Task to complete → In the entries below, identify every line with the string "RENDIBILITAT" and copy it.

* START Dataset extract *

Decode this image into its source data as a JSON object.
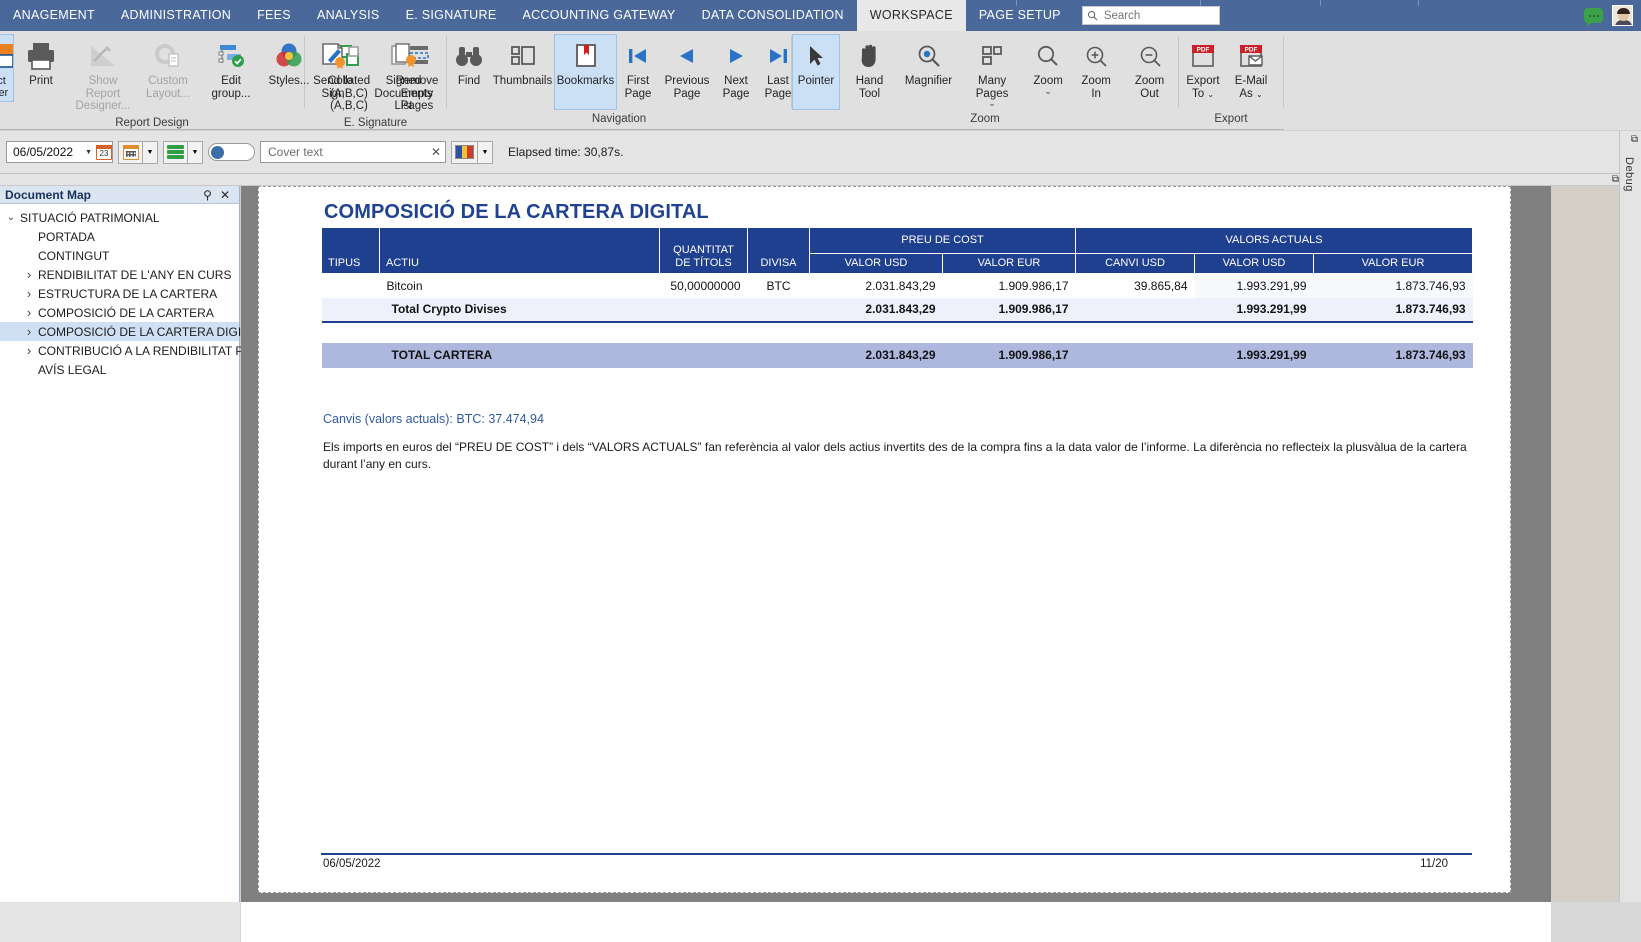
{
  "topbar": {
    "menu_items": [
      {
        "label": "ANAGEMENT",
        "active": false
      },
      {
        "label": "ADMINISTRATION",
        "active": false
      },
      {
        "label": "FEES",
        "active": false
      },
      {
        "label": "ANALYSIS",
        "active": false
      },
      {
        "label": "E. SIGNATURE",
        "active": false
      },
      {
        "label": "ACCOUNTING GATEWAY",
        "active": false
      },
      {
        "label": "DATA CONSOLIDATION",
        "active": false
      },
      {
        "label": "WORKSPACE",
        "active": true
      },
      {
        "label": "PAGE SETUP",
        "active": false
      }
    ],
    "search": {
      "placeholder": "Search",
      "value": "",
      "icon": "search-icon"
    },
    "chat_icon": "chat-bubble-icon",
    "avatar": "user-avatar",
    "bg_color": "#4a6899",
    "active_tab_bg": "#e8e8e8"
  },
  "ribbon": {
    "groups": [
      {
        "name": "report-design",
        "label": "Report Design",
        "buttons": [
          {
            "name": "select-printer",
            "label": "ct\nrer",
            "icon": "printer-select-icon",
            "state": "active",
            "cut_off": true
          },
          {
            "name": "print",
            "label": "Print",
            "icon": "printer-icon",
            "state": "normal"
          },
          {
            "name": "show-report-designer",
            "label": "Show Report\nDesigner...",
            "icon": "designer-icon",
            "state": "disabled"
          },
          {
            "name": "custom-layout",
            "label": "Custom\nLayout...",
            "icon": "gear-doc-icon",
            "state": "disabled"
          },
          {
            "name": "edit-group",
            "label": "Edit group...",
            "icon": "edit-group-icon",
            "state": "normal"
          },
          {
            "name": "styles",
            "label": "Styles...",
            "icon": "styles-venn-icon",
            "state": "normal"
          },
          {
            "name": "collated",
            "label": "Collated\n(A,B,C) (A,B,C)",
            "icon": "collated-icon",
            "state": "normal"
          },
          {
            "name": "remove-empty-pages",
            "label": "Remove\nEmpty Pages",
            "icon": "remove-pages-icon",
            "state": "normal"
          }
        ]
      },
      {
        "name": "e-signature",
        "label": "E. Signature",
        "buttons": [
          {
            "name": "send-to-sign",
            "label": "Send to\nSign",
            "icon": "sign-doc-icon",
            "state": "normal"
          },
          {
            "name": "signed-documents-list",
            "label": "Signed\nDocuments List",
            "icon": "signed-docs-icon",
            "state": "normal"
          }
        ]
      },
      {
        "name": "navigation",
        "label": "Navigation",
        "buttons": [
          {
            "name": "find",
            "label": "Find",
            "icon": "binoculars-icon",
            "state": "normal"
          },
          {
            "name": "thumbnails",
            "label": "Thumbnails",
            "icon": "thumbnails-icon",
            "state": "normal"
          },
          {
            "name": "bookmarks",
            "label": "Bookmarks",
            "icon": "bookmark-icon",
            "state": "active"
          },
          {
            "name": "first-page",
            "label": "First\nPage",
            "icon": "first-page-icon",
            "state": "normal"
          },
          {
            "name": "previous-page",
            "label": "Previous\nPage",
            "icon": "previous-page-icon",
            "state": "normal"
          },
          {
            "name": "next-page",
            "label": "Next\nPage",
            "icon": "next-page-icon",
            "state": "normal"
          },
          {
            "name": "last-page",
            "label": "Last\nPage",
            "icon": "last-page-icon",
            "state": "normal"
          }
        ]
      },
      {
        "name": "zoom",
        "label": "Zoom",
        "buttons": [
          {
            "name": "pointer",
            "label": "Pointer",
            "icon": "pointer-icon",
            "state": "active"
          },
          {
            "name": "hand-tool",
            "label": "Hand Tool",
            "icon": "hand-icon",
            "state": "normal"
          },
          {
            "name": "magnifier",
            "label": "Magnifier",
            "icon": "magnifier-icon",
            "state": "normal"
          },
          {
            "name": "many-pages",
            "label": "Many Pages",
            "icon": "many-pages-icon",
            "state": "normal",
            "dropdown": true
          },
          {
            "name": "zoom-level",
            "label": "Zoom",
            "icon": "zoom-icon",
            "state": "normal",
            "dropdown": true
          },
          {
            "name": "zoom-in",
            "label": "Zoom In",
            "icon": "zoom-in-icon",
            "state": "normal"
          },
          {
            "name": "zoom-out",
            "label": "Zoom Out",
            "icon": "zoom-out-icon",
            "state": "normal"
          }
        ]
      },
      {
        "name": "export",
        "label": "Export",
        "buttons": [
          {
            "name": "export-to",
            "label": "Export\nTo",
            "icon": "pdf-export-icon",
            "state": "normal",
            "dropdown": true
          },
          {
            "name": "email-as",
            "label": "E-Mail\nAs",
            "icon": "pdf-email-icon",
            "state": "normal",
            "dropdown": true
          }
        ]
      }
    ]
  },
  "toolbar2": {
    "date_value": "06/05/2022",
    "date_icon": "calendar-23-icon",
    "calendar_button_icon": "calendar-icon",
    "layers_button_icon": "layers-icon",
    "toggle_state": "off",
    "cover_text_placeholder": "Cover text",
    "cover_text_value": "",
    "clear_icon": "close-icon",
    "flag_icon": "flag-andorra-icon",
    "elapsed_label": "Elapsed time: 30,87s."
  },
  "document_map": {
    "title": "Document Map",
    "pin_icon": "pin-icon",
    "close_icon": "close-icon",
    "items": [
      {
        "label": "SITUACIÓ PATRIMONIAL",
        "level": 1,
        "twisty": "expanded",
        "selected": false
      },
      {
        "label": "PORTADA",
        "level": 2,
        "twisty": "none",
        "selected": false
      },
      {
        "label": "CONTINGUT",
        "level": 2,
        "twisty": "none",
        "selected": false
      },
      {
        "label": "RENDIBILITAT DE L'ANY EN CURS",
        "level": 2,
        "twisty": "collapsed",
        "selected": false
      },
      {
        "label": "ESTRUCTURA DE LA CARTERA",
        "level": 2,
        "twisty": "collapsed",
        "selected": false
      },
      {
        "label": "COMPOSICIÓ DE LA CARTERA",
        "level": 2,
        "twisty": "collapsed",
        "selected": false
      },
      {
        "label": "COMPOSICIÓ DE LA CARTERA DIGITAL",
        "level": 2,
        "twisty": "collapsed",
        "selected": true
      },
      {
        "label": "CONTRIBUCIÓ A LA RENDIBILITAT PER...",
        "level": 2,
        "twisty": "collapsed",
        "selected": false
      },
      {
        "label": "AVÍS LEGAL",
        "level": 2,
        "twisty": "none",
        "selected": false
      }
    ]
  },
  "report": {
    "title": "COMPOSICIÓ DE LA CARTERA DIGITAL",
    "title_color": "#1f4291",
    "header_bg": "#1f3f8f",
    "group_headers": [
      {
        "label": "PREU DE COST",
        "span": 2
      },
      {
        "label": "VALORS ACTUALS",
        "span": 3
      }
    ],
    "columns": [
      "TIPUS",
      "ACTIU",
      "QUANTITAT DE TÍTOLS",
      "DIVISA",
      "VALOR USD",
      "VALOR EUR",
      "CANVI USD",
      "VALOR USD",
      "VALOR EUR"
    ],
    "rows": [
      {
        "kind": "data",
        "tipus": "",
        "actiu": "Bitcoin",
        "quantitat": "50,00000000",
        "divisa": "BTC",
        "cost_usd": "2.031.843,29",
        "cost_eur": "1.909.986,17",
        "canvi_usd": "39.865,84",
        "actual_usd": "1.993.291,99",
        "actual_eur": "1.873.746,93"
      },
      {
        "kind": "subtotal",
        "tipus": "",
        "actiu": "Total Crypto Divises",
        "quantitat": "",
        "divisa": "",
        "cost_usd": "2.031.843,29",
        "cost_eur": "1.909.986,17",
        "canvi_usd": "",
        "actual_usd": "1.993.291,99",
        "actual_eur": "1.873.746,93"
      },
      {
        "kind": "grand",
        "tipus": "",
        "actiu": "TOTAL CARTERA",
        "quantitat": "",
        "divisa": "",
        "cost_usd": "2.031.843,29",
        "cost_eur": "1.909.986,17",
        "canvi_usd": "",
        "actual_usd": "1.993.291,99",
        "actual_eur": "1.873.746,93"
      }
    ],
    "exchange_note": "Canvis (valors actuals): BTC: 37.474,94",
    "disclaimer": "Els imports en euros del “PREU DE COST” i dels “VALORS ACTUALS” fan referència al valor dels actius invertits des de la compra fins a la data valor de l’informe. La diferència no reflecteix la plusvàlua de la cartera durant l’any en curs.",
    "footer_date": "06/05/2022",
    "footer_page": "11/20"
  },
  "right_rail": {
    "debug_label": "Debug",
    "restore_icon": "restore-icon",
    "close_icon": "close-icon"
  }
}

* END Dataset extract *

Task answer →
        "label": "RENDIBILITAT DE L'ANY EN CURS",
        "label": "CONTRIBUCIÓ A LA RENDIBILITAT PER...",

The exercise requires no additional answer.